▶ _Task prompt_
Pick out every line in the data below that holds "text".

-- begin Excerpted data --

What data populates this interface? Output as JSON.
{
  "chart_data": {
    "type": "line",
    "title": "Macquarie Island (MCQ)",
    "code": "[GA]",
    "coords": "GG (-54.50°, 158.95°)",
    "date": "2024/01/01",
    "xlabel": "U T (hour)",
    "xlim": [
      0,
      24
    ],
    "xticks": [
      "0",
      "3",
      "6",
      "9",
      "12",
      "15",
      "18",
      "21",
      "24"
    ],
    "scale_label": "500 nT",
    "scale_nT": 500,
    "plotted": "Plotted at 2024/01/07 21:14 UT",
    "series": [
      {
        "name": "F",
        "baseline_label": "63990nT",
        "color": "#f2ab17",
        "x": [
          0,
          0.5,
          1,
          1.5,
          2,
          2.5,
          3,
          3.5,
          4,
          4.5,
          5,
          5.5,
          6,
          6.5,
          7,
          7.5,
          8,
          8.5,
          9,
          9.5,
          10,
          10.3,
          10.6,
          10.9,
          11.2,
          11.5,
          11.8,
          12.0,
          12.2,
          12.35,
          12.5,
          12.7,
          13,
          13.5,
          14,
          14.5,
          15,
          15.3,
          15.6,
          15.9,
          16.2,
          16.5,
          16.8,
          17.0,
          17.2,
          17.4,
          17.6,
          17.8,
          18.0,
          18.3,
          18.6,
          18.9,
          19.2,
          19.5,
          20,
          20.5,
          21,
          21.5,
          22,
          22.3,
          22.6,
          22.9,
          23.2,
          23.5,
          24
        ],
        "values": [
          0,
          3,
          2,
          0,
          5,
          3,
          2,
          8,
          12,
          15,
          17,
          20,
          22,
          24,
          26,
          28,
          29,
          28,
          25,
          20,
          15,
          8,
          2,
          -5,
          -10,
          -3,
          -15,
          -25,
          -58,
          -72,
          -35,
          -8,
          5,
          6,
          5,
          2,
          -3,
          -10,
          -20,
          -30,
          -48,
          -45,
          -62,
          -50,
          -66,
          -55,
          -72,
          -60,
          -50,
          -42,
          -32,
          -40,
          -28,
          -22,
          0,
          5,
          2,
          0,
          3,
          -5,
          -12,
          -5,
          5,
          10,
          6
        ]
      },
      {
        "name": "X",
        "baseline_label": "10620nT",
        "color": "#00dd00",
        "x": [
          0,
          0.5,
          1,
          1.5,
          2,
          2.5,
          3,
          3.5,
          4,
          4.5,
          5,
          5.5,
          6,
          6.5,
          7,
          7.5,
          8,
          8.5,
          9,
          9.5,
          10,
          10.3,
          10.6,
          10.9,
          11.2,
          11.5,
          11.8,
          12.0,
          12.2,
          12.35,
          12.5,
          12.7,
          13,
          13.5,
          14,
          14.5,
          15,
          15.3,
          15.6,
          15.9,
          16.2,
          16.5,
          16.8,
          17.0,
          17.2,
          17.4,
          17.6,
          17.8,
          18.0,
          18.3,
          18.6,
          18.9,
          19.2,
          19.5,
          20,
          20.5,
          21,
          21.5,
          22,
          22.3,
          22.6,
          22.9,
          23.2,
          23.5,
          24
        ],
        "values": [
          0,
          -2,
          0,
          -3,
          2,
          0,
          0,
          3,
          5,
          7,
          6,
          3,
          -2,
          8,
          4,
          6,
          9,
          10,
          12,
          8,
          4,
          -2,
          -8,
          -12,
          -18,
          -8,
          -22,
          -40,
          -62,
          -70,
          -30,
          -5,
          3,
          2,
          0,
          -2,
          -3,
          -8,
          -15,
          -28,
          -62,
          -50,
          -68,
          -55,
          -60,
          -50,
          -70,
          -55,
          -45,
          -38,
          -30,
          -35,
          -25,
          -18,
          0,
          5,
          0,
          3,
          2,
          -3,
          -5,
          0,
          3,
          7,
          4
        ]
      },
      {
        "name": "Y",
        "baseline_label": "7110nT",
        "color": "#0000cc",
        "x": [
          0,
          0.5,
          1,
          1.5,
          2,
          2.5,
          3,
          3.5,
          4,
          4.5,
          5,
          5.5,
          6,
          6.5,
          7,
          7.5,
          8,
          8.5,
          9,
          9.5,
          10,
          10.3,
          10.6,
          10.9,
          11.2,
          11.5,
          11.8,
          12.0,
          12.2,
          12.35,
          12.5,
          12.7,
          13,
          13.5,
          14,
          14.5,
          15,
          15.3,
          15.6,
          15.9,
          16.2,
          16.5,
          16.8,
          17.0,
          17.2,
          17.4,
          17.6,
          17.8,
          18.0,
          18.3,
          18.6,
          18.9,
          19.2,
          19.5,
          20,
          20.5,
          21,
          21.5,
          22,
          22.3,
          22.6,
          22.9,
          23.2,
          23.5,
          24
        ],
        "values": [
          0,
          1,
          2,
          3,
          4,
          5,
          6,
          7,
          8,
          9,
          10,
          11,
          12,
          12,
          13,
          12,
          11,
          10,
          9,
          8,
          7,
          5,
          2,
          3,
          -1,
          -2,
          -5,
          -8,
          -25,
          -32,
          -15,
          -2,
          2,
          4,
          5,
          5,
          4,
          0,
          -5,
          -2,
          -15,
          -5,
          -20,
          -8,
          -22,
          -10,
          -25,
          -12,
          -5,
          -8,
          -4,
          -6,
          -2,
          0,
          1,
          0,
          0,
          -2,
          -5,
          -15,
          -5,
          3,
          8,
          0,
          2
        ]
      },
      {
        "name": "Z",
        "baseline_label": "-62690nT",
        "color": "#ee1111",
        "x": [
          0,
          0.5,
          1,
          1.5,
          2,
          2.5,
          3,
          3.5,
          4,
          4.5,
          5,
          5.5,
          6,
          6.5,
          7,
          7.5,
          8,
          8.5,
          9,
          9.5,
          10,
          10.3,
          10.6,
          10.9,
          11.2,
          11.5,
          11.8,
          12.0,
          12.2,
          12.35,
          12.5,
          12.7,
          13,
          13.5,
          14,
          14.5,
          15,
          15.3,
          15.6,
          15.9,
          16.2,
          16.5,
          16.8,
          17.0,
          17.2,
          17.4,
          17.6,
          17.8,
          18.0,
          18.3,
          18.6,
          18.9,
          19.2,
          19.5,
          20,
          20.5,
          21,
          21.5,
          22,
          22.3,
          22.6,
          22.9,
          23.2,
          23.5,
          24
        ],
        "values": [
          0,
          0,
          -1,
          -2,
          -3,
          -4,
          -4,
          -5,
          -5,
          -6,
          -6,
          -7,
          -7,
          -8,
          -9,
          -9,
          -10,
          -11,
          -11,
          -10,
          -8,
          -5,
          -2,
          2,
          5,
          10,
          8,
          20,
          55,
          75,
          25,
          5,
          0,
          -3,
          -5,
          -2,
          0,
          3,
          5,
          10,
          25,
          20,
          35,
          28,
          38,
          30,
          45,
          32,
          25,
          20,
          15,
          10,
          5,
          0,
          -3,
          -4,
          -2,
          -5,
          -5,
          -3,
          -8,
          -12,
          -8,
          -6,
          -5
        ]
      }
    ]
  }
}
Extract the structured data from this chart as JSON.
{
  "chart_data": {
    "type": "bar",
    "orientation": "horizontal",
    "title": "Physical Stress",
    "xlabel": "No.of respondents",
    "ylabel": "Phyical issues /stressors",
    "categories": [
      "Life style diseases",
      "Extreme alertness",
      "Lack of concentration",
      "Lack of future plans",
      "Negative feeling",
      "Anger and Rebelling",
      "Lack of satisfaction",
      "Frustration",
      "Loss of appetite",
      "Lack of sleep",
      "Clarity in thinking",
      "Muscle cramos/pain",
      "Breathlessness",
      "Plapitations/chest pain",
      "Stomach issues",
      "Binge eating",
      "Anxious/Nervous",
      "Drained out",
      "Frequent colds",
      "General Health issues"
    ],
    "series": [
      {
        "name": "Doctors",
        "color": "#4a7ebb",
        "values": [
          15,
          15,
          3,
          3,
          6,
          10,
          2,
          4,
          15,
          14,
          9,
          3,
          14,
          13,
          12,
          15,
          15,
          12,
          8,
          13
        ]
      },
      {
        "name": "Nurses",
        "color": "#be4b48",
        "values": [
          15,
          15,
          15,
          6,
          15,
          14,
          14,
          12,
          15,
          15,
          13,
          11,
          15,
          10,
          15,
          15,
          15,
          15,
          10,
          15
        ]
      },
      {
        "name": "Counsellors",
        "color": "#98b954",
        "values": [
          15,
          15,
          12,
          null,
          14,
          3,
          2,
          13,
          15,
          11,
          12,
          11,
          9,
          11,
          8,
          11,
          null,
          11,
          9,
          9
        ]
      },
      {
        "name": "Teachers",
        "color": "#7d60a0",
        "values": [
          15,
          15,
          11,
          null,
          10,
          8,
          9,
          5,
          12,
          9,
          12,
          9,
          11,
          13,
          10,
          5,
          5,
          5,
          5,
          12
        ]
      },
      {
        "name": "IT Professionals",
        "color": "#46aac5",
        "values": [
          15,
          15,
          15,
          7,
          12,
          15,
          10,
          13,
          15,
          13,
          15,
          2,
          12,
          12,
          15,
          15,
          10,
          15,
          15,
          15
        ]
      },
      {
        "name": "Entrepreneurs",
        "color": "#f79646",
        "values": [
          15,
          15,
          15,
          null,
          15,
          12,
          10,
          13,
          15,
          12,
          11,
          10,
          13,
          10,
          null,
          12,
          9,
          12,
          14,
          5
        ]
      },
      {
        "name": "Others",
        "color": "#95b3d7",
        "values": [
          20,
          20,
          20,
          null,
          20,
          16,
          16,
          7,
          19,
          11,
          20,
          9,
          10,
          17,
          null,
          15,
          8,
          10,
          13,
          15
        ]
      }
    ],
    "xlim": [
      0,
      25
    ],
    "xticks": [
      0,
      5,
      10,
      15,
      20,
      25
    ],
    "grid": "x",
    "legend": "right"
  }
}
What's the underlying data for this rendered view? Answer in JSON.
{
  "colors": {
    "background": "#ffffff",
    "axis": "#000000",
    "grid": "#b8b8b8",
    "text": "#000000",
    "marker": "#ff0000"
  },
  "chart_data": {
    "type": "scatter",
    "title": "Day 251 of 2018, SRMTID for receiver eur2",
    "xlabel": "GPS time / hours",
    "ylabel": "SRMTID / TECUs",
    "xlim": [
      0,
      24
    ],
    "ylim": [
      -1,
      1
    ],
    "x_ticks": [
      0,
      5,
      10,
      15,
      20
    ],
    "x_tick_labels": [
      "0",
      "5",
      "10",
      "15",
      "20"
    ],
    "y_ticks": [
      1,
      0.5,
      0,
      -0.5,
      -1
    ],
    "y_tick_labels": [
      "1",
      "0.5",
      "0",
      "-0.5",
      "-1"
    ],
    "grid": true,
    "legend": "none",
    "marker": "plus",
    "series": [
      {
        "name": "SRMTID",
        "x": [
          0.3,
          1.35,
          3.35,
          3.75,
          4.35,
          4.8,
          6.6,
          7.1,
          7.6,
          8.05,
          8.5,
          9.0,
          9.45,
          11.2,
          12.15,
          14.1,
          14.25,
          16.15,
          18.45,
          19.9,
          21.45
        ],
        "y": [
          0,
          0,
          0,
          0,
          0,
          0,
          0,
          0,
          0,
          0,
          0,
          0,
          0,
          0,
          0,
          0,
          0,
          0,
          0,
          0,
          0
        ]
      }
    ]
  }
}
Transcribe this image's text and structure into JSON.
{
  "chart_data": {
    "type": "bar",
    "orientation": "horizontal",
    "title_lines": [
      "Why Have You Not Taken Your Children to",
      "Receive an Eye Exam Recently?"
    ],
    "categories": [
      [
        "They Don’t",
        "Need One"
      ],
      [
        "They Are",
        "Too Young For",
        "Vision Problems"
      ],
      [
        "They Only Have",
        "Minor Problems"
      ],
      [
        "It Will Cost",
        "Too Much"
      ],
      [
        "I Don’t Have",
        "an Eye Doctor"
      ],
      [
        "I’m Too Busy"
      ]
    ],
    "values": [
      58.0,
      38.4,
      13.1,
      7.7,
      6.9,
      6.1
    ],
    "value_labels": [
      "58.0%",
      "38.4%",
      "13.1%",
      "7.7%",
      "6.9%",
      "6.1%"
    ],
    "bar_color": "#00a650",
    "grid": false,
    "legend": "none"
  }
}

-- end Excerpted data --

▶ _Expected answer_
    "text": "#000000",
Transcribe this image's text and structure into JSON.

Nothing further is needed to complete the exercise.